(Stored data)
.....
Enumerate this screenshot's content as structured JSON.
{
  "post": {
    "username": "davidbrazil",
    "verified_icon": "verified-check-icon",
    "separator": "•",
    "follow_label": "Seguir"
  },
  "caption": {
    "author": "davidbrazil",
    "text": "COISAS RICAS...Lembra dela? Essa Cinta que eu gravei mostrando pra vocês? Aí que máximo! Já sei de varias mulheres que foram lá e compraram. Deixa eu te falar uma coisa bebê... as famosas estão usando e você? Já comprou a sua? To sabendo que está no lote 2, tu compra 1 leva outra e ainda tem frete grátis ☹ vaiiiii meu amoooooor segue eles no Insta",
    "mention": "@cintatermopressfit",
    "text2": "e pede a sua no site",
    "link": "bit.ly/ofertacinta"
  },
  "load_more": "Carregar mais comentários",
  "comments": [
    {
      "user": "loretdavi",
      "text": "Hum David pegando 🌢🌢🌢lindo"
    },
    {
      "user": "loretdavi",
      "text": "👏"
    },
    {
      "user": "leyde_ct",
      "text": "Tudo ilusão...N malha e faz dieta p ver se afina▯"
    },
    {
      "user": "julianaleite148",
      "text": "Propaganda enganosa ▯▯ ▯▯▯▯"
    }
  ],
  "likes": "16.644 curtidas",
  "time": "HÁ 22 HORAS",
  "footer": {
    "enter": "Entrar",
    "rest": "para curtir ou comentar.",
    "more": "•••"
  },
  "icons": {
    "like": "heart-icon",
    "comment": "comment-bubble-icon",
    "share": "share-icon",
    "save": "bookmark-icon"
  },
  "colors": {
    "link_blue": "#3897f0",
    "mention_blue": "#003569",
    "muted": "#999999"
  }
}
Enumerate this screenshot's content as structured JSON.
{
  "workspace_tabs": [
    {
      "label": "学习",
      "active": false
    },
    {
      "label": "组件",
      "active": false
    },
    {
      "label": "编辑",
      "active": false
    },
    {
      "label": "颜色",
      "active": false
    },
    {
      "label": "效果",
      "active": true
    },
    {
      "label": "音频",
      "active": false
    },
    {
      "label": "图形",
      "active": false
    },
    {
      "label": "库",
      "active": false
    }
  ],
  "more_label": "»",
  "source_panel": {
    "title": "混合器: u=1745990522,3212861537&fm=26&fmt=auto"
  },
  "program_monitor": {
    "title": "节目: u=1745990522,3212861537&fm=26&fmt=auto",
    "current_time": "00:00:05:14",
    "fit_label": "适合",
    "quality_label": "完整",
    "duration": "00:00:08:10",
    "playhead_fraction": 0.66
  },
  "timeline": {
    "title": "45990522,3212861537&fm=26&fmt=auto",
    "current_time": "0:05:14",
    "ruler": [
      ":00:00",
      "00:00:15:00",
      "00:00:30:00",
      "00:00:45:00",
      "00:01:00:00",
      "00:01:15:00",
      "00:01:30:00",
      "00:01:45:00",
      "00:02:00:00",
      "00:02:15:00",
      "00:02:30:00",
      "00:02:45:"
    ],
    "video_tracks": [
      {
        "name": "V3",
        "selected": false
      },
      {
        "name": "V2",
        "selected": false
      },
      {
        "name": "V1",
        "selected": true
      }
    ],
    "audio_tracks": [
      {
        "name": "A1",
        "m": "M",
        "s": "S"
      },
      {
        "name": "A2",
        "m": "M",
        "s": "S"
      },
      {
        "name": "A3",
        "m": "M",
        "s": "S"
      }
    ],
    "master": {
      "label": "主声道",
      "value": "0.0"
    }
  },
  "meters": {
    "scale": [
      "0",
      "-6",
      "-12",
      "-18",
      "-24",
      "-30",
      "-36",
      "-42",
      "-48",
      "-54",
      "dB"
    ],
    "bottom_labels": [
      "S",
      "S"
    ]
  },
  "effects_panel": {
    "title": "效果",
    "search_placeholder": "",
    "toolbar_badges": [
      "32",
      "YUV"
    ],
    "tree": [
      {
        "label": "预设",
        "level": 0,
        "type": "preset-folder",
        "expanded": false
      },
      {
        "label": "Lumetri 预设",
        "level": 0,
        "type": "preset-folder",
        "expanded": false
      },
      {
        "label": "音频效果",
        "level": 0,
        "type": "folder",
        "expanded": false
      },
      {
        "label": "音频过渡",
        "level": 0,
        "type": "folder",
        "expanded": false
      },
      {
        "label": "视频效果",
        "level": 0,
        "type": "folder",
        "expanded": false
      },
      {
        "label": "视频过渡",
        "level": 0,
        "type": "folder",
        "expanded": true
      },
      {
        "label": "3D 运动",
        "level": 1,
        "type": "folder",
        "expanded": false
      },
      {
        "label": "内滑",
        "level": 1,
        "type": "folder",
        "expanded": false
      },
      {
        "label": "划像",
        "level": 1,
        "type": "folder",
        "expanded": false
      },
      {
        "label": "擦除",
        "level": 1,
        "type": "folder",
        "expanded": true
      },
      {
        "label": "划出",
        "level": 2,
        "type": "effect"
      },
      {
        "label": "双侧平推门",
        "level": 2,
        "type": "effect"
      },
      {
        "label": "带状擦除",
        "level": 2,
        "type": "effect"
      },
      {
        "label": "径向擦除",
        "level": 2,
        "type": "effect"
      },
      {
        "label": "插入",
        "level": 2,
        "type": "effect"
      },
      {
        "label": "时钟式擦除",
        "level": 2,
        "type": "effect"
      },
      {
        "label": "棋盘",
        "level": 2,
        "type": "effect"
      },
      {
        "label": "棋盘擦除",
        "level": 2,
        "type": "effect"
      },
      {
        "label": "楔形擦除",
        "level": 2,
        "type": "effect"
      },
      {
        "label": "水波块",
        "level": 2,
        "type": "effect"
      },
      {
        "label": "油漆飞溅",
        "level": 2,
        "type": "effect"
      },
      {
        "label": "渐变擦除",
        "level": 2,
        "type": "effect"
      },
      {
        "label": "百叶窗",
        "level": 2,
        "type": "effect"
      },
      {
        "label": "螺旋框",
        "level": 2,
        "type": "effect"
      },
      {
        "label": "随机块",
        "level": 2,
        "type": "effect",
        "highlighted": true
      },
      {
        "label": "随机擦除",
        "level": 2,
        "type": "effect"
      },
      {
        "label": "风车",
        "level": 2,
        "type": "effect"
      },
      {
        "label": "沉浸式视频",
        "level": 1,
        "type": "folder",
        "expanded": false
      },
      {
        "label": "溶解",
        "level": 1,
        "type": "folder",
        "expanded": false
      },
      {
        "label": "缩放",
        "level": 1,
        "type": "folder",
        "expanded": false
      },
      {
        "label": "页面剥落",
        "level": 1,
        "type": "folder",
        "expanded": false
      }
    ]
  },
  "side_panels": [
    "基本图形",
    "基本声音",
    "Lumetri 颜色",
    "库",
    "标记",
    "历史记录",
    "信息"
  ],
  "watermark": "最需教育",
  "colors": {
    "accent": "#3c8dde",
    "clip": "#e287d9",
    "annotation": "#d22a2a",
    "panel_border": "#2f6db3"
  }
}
.....
(What is required)
Your task is to output the full set of records exactly as presented.

(Result of this task)
Enumerate this screenshot's content as structured JSON.
{
  "post": {
    "username": "davidbrazil",
    "verified_icon": "verified-check-icon",
    "separator": "•",
    "follow_label": "Seguir"
  },
  "caption": {
    "author": "davidbrazil",
    "text": "COISAS RICAS...Lembra dela? Essa Cinta que eu gravei mostrando pra vocês? Aí que máximo! Já sei de varias mulheres que foram lá e compraram. Deixa eu te falar uma coisa bebê... as famosas estão usando e você? Já comprou a sua? To sabendo que está no lote 2, tu compra 1 leva outra e ainda tem frete grátis ☹ vaiiiii meu amoooooor segue eles no Insta",
    "mention": "@cintatermopressfit",
    "text2": "e pede a sua no site",
    "link": "bit.ly/ofertacinta"
  },
  "load_more": "Carregar mais comentários",
  "comments": [
    {
      "user": "loretdavi",
      "text": "Hum David pegando 🌢🌢🌢lindo"
    },
    {
      "user": "loretdavi",
      "text": "👏"
    },
    {
      "user": "leyde_ct",
      "text": "Tudo ilusão...N malha e faz dieta p ver se afina▯"
    },
    {
      "user": "julianaleite148",
      "text": "Propaganda enganosa ▯▯ ▯▯▯▯"
    }
  ],
  "likes": "16.644 curtidas",
  "time": "HÁ 22 HORAS",
  "footer": {
    "enter": "Entrar",
    "rest": "para curtir ou comentar.",
    "more": "•••"
  },
  "icons": {
    "like": "heart-icon",
    "comment": "comment-bubble-icon",
    "share": "share-icon",
    "save": "bookmark-icon"
  },
  "colors": {
    "link_blue": "#3897f0",
    "mention_blue": "#003569",
    "muted": "#999999"
  }
}
Enumerate this screenshot's content as structured JSON.
{
  "workspace_tabs": [
    {
      "label": "学习",
      "active": false
    },
    {
      "label": "组件",
      "active": false
    },
    {
      "label": "编辑",
      "active": false
    },
    {
      "label": "颜色",
      "active": false
    },
    {
      "label": "效果",
      "active": true
    },
    {
      "label": "音频",
      "active": false
    },
    {
      "label": "图形",
      "active": false
    },
    {
      "label": "库",
      "active": false
    }
  ],
  "more_label": "»",
  "source_panel": {
    "title": "混合器: u=1745990522,3212861537&fm=26&fmt=auto"
  },
  "program_monitor": {
    "title": "节目: u=1745990522,3212861537&fm=26&fmt=auto",
    "current_time": "00:00:05:14",
    "fit_label": "适合",
    "quality_label": "完整",
    "duration": "00:00:08:10",
    "playhead_fraction": 0.66
  },
  "timeline": {
    "title": "45990522,3212861537&fm=26&fmt=auto",
    "current_time": "0:05:14",
    "ruler": [
      ":00:00",
      "00:00:15:00",
      "00:00:30:00",
      "00:00:45:00",
      "00:01:00:00",
      "00:01:15:00",
      "00:01:30:00",
      "00:01:45:00",
      "00:02:00:00",
      "00:02:15:00",
      "00:02:30:00",
      "00:02:45:"
    ],
    "video_tracks": [
      {
        "name": "V3",
        "selected": false
      },
      {
        "name": "V2",
        "selected": false
      },
      {
        "name": "V1",
        "selected": true
      }
    ],
    "audio_tracks": [
      {
        "name": "A1",
        "m": "M",
        "s": "S"
      },
      {
        "name": "A2",
        "m": "M",
        "s": "S"
      },
      {
        "name": "A3",
        "m": "M",
        "s": "S"
      }
    ],
    "master": {
      "label": "主声道",
      "value": "0.0"
    }
  },
  "meters": {
    "scale": [
      "0",
      "-6",
      "-12",
      "-18",
      "-24",
      "-30",
      "-36",
      "-42",
      "-48",
      "-54",
      "dB"
    ],
    "bottom_labels": [
      "S",
      "S"
    ]
  },
  "effects_panel": {
    "title": "效果",
    "search_placeholder": "",
    "toolbar_badges": [
      "32",
      "YUV"
    ],
    "tree": [
      {
        "label": "预设",
        "level": 0,
        "type": "preset-folder",
        "expanded": false
      },
      {
        "label": "Lumetri 预设",
        "level": 0,
        "type": "preset-folder",
        "expanded": false
      },
      {
        "label": "音频效果",
        "level": 0,
        "type": "folder",
        "expanded": false
      },
      {
        "label": "音频过渡",
        "level": 0,
        "type": "folder",
        "expanded": false
      },
      {
        "label": "视频效果",
        "level": 0,
        "type": "folder",
        "expanded": false
      },
      {
        "label": "视频过渡",
        "level": 0,
        "type": "folder",
        "expanded": true
      },
      {
        "label": "3D 运动",
        "level": 1,
        "type": "folder",
        "expanded": false
      },
      {
        "label": "内滑",
        "level": 1,
        "type": "folder",
        "expanded": false
      },
      {
        "label": "划像",
        "level": 1,
        "type": "folder",
        "expanded": false
      },
      {
        "label": "擦除",
        "level": 1,
        "type": "folder",
        "expanded": true
      },
      {
        "label": "划出",
        "level": 2,
        "type": "effect"
      },
      {
        "label": "双侧平推门",
        "level": 2,
        "type": "effect"
      },
      {
        "label": "带状擦除",
        "level": 2,
        "type": "effect"
      },
      {
        "label": "径向擦除",
        "level": 2,
        "type": "effect"
      },
      {
        "label": "插入",
        "level": 2,
        "type": "effect"
      },
      {
        "label": "时钟式擦除",
        "level": 2,
        "type": "effect"
      },
      {
        "label": "棋盘",
        "level": 2,
        "type": "effect"
      },
      {
        "label": "棋盘擦除",
        "level": 2,
        "type": "effect"
      },
      {
        "label": "楔形擦除",
        "level": 2,
        "type": "effect"
      },
      {
        "label": "水波块",
        "level": 2,
        "type": "effect"
      },
      {
        "label": "油漆飞溅",
        "level": 2,
        "type": "effect"
      },
      {
        "label": "渐变擦除",
        "level": 2,
        "type": "effect"
      },
      {
        "label": "百叶窗",
        "level": 2,
        "type": "effect"
      },
      {
        "label": "螺旋框",
        "level": 2,
        "type": "effect"
      },
      {
        "label": "随机块",
        "level": 2,
        "type": "effect",
        "highlighted": true
      },
      {
        "label": "随机擦除",
        "level": 2,
        "type": "effect"
      },
      {
        "label": "风车",
        "level": 2,
        "type": "effect"
      },
      {
        "label": "沉浸式视频",
        "level": 1,
        "type": "folder",
        "expanded": false
      },
      {
        "label": "溶解",
        "level": 1,
        "type": "folder",
        "expanded": false
      },
      {
        "label": "缩放",
        "level": 1,
        "type": "folder",
        "expanded": false
      },
      {
        "label": "页面剥落",
        "level": 1,
        "type": "folder",
        "expanded": false
      }
    ]
  },
  "side_panels": [
    "基本图形",
    "基本声音",
    "Lumetri 颜色",
    "库",
    "标记",
    "历史记录",
    "信息"
  ],
  "watermark": "最需教育",
  "colors": {
    "accent": "#3c8dde",
    "clip": "#e287d9",
    "annotation": "#d22a2a",
    "panel_border": "#2f6db3"
  }
}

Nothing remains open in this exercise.